_Requirements_: Render the lines below as a JSON list of strings, with one string for each line and blank lines left out. Leave the pictures out of the answer.

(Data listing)
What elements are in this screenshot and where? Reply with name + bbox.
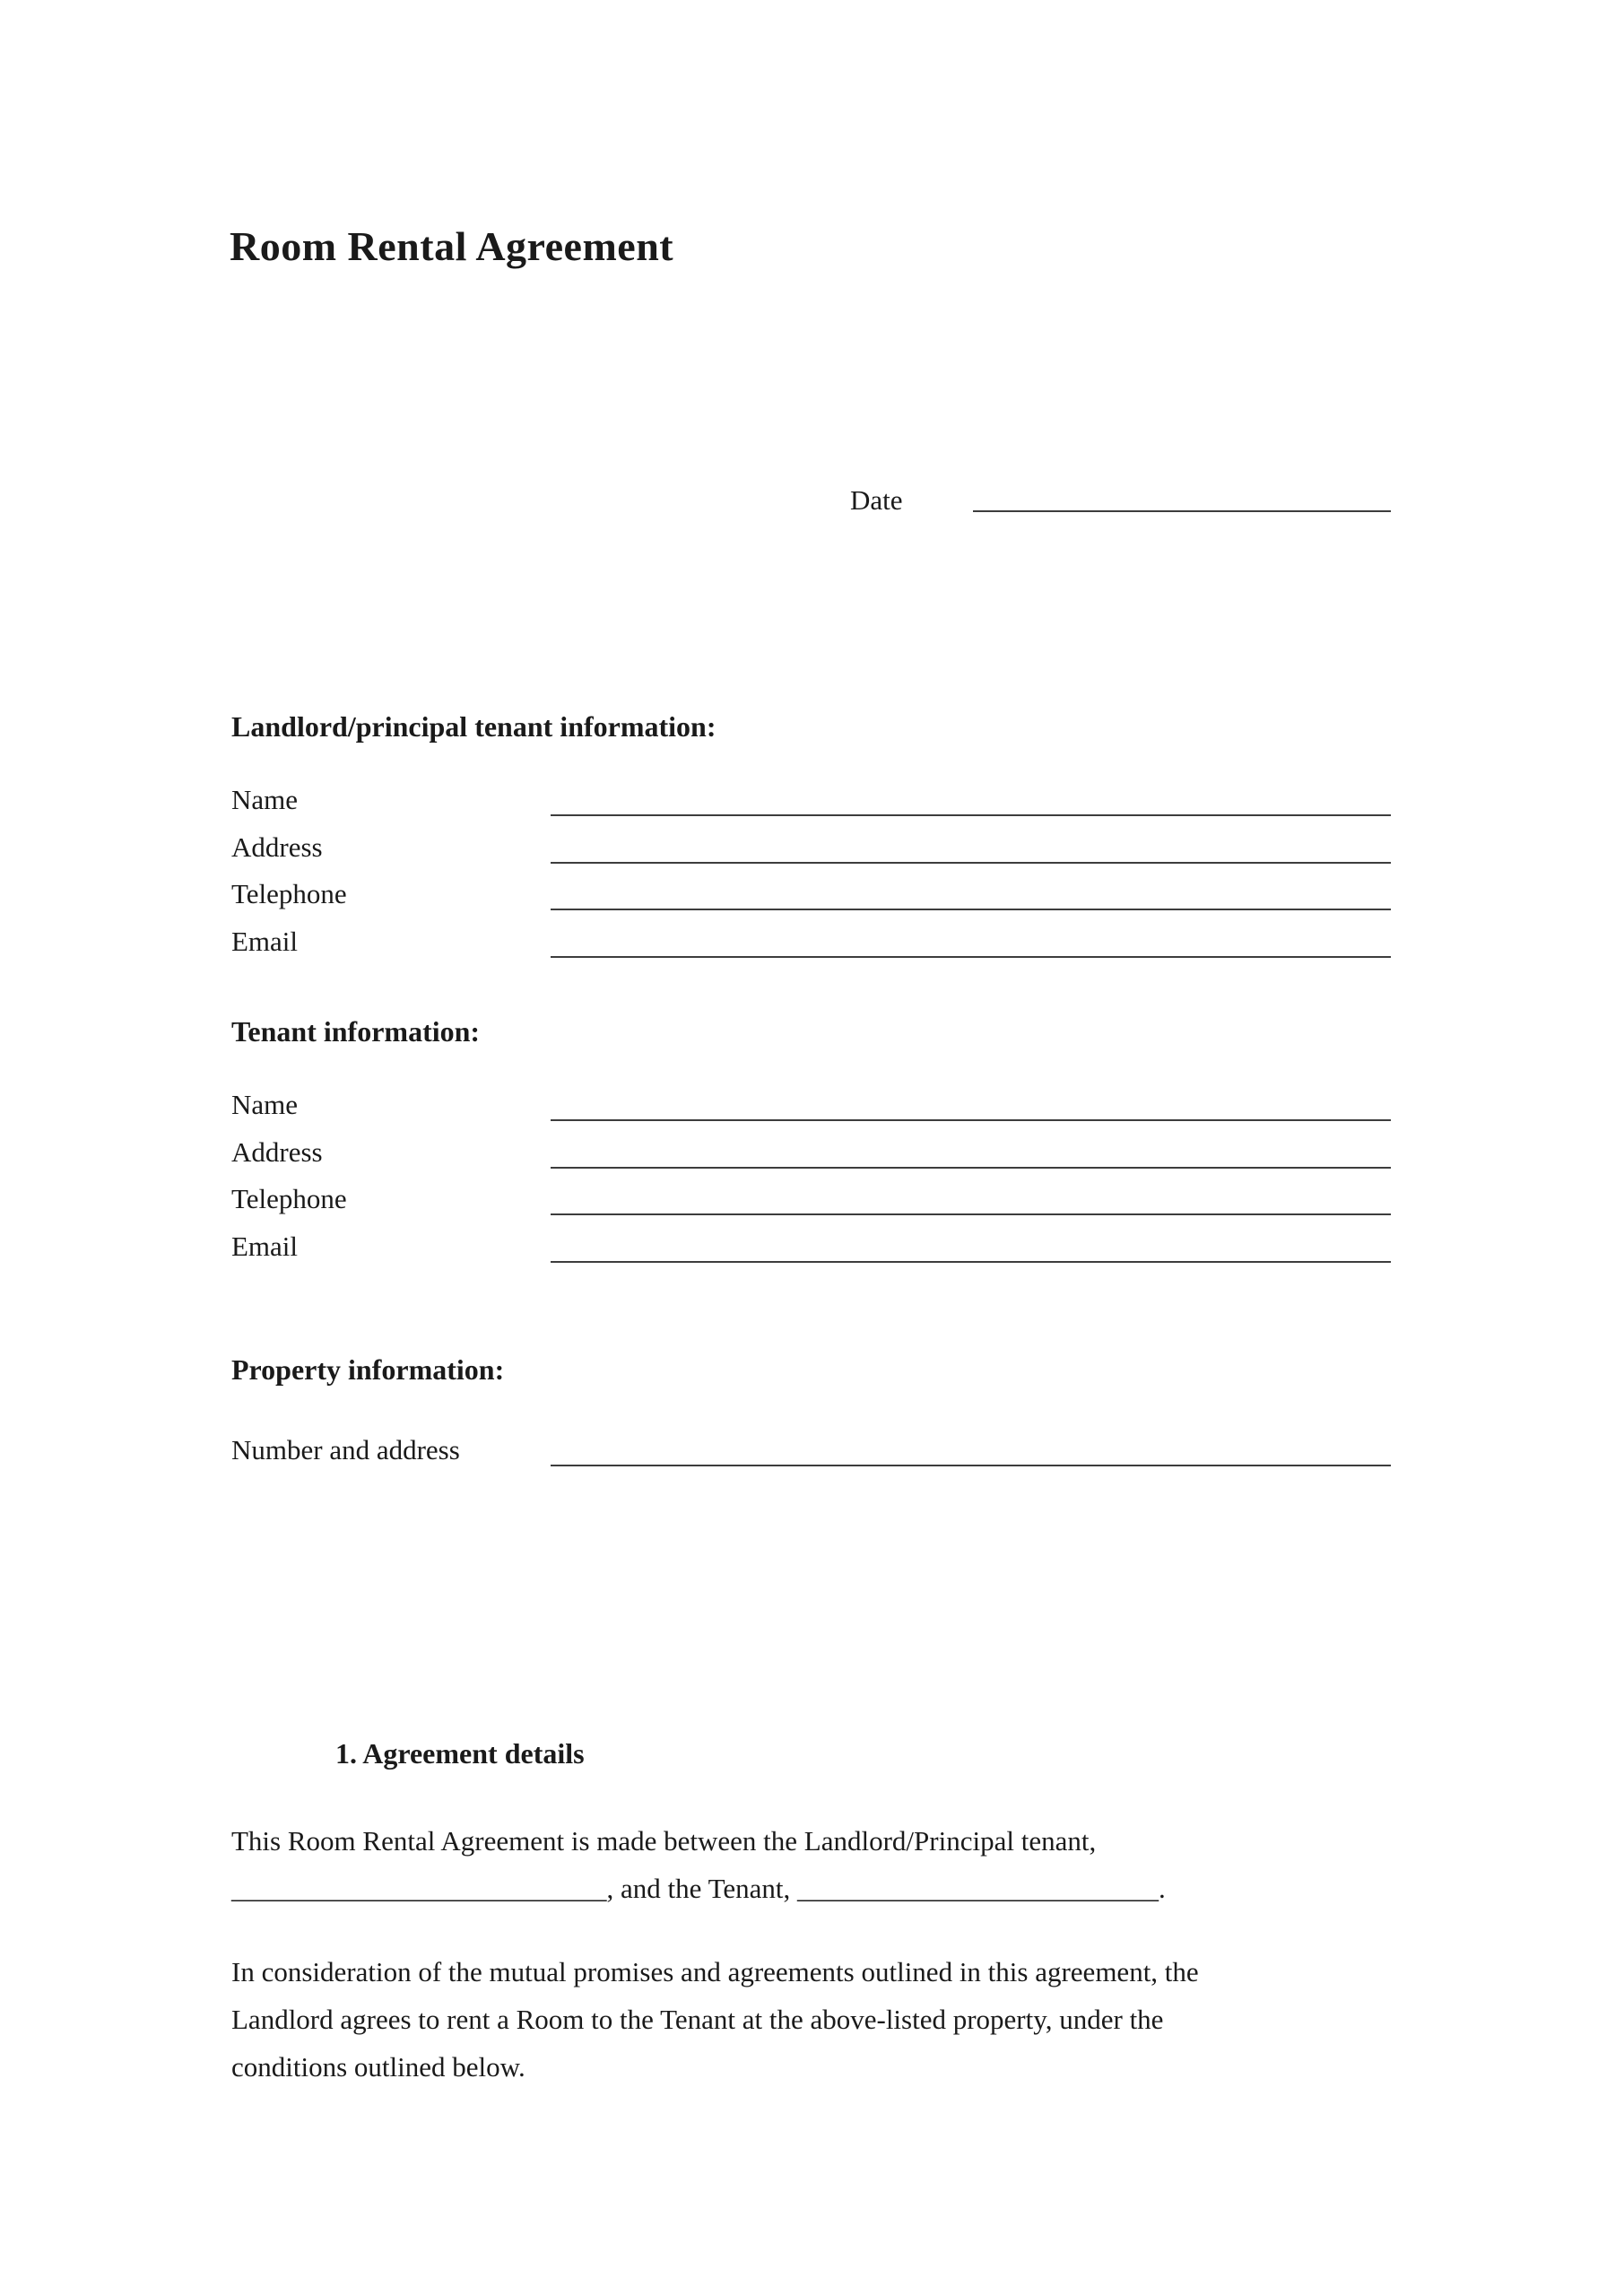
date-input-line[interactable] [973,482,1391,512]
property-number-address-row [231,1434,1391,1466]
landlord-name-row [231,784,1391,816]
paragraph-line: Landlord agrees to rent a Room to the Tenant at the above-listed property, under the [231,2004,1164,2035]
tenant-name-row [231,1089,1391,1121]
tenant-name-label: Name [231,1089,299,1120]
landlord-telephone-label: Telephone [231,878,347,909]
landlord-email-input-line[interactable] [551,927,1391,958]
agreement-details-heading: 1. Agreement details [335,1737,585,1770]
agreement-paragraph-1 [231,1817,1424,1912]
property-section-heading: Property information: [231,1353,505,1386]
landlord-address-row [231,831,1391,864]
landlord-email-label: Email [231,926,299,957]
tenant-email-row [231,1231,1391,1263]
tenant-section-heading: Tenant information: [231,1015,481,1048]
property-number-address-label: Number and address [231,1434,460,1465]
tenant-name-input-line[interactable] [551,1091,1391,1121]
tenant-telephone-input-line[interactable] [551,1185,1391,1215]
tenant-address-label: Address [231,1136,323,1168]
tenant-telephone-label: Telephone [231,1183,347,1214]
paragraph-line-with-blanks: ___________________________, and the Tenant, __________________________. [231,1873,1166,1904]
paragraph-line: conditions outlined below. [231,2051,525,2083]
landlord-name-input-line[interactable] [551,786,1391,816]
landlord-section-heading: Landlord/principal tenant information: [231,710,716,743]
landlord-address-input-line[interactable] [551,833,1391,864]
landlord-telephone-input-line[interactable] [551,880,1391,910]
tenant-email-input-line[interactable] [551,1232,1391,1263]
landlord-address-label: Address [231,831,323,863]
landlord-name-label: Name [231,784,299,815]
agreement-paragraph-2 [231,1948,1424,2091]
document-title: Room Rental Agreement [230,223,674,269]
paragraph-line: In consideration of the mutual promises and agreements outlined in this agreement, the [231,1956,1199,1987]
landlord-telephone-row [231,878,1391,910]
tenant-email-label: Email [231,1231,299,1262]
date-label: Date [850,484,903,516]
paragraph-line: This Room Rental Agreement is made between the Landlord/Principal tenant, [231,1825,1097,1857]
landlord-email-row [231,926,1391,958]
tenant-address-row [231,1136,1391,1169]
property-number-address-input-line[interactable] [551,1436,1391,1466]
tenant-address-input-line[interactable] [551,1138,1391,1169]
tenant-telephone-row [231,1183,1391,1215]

_Problem solution_:
[
  "What elements are in this screenshot and where? Reply with name + bbox.",
  "date-input-line[interactable] [973,482,1391,512]",
  "property-number-address-row [231,1434,1391,1466]",
  "landlord-name-row [231,784,1391,816]",
  "paragraph-line: Landlord agrees to rent a Room to the Tenant at the above-listed property, under the [231,2004,1164,2035]",
  "tenant-name-row [231,1089,1391,1121]",
  "tenant-name-label: Name [231,1089,299,1120]",
  "landlord-telephone-label: Telephone [231,878,347,909]",
  "landlord-email-input-line[interactable] [551,927,1391,958]",
  "agreement-details-heading: 1. Agreement details [335,1737,585,1770]",
  "agreement-paragraph-1 [231,1817,1424,1912]",
  "property-section-heading: Property information: [231,1353,505,1386]",
  "landlord-address-row [231,831,1391,864]",
  "landlord-email-label: Email [231,926,299,957]",
  "tenant-email-row [231,1231,1391,1263]",
  "tenant-section-heading: Tenant information: [231,1015,481,1048]",
  "property-number-address-label: Number and address [231,1434,460,1465]",
  "tenant-name-input-line[interactable] [551,1091,1391,1121]",
  "tenant-telephone-input-line[interactable] [551,1185,1391,1215]",
  "tenant-address-label: Address [231,1136,323,1168]",
  "tenant-telephone-label: Telephone [231,1183,347,1214]",
  "paragraph-line-with-blanks: ___________________________, and the Tenant, __________________________. [231,1873,1166,1904]",
  "paragraph-line: conditions outlined below. [231,2051,525,2083]",
  "landlord-name-input-line[interactable] [551,786,1391,816]",
  "landlord-section-heading: Landlord/principal tenant information: [231,710,716,743]",
  "landlord-address-input-line[interactable] [551,833,1391,864]",
  "landlord-telephone-input-line[interactable] [551,880,1391,910]",
  "tenant-email-input-line[interactable] [551,1232,1391,1263]",
  "landlord-address-label: Address [231,831,323,863]",
  "landlord-name-label: Name [231,784,299,815]",
  "agreement-paragraph-2 [231,1948,1424,2091]",
  "document-title: Room Rental Agreement [230,223,674,269]",
  "paragraph-line: In consideration of the mutual promises and agreements outlined in this agreement, the [231,1956,1199,1987]",
  "landlord-telephone-row [231,878,1391,910]",
  "tenant-email-label: Email [231,1231,299,1262]",
  "date-label: Date [850,484,903,516]",
  "paragraph-line: This Room Rental Agreement is made between the Landlord/Principal tenant, [231,1825,1097,1857]",
  "landlord-email-row [231,926,1391,958]",
  "tenant-address-row [231,1136,1391,1169]",
  "property-number-address-input-line[interactable] [551,1436,1391,1466]",
  "tenant-address-input-line[interactable] [551,1138,1391,1169]",
  "tenant-telephone-row [231,1183,1391,1215]"
]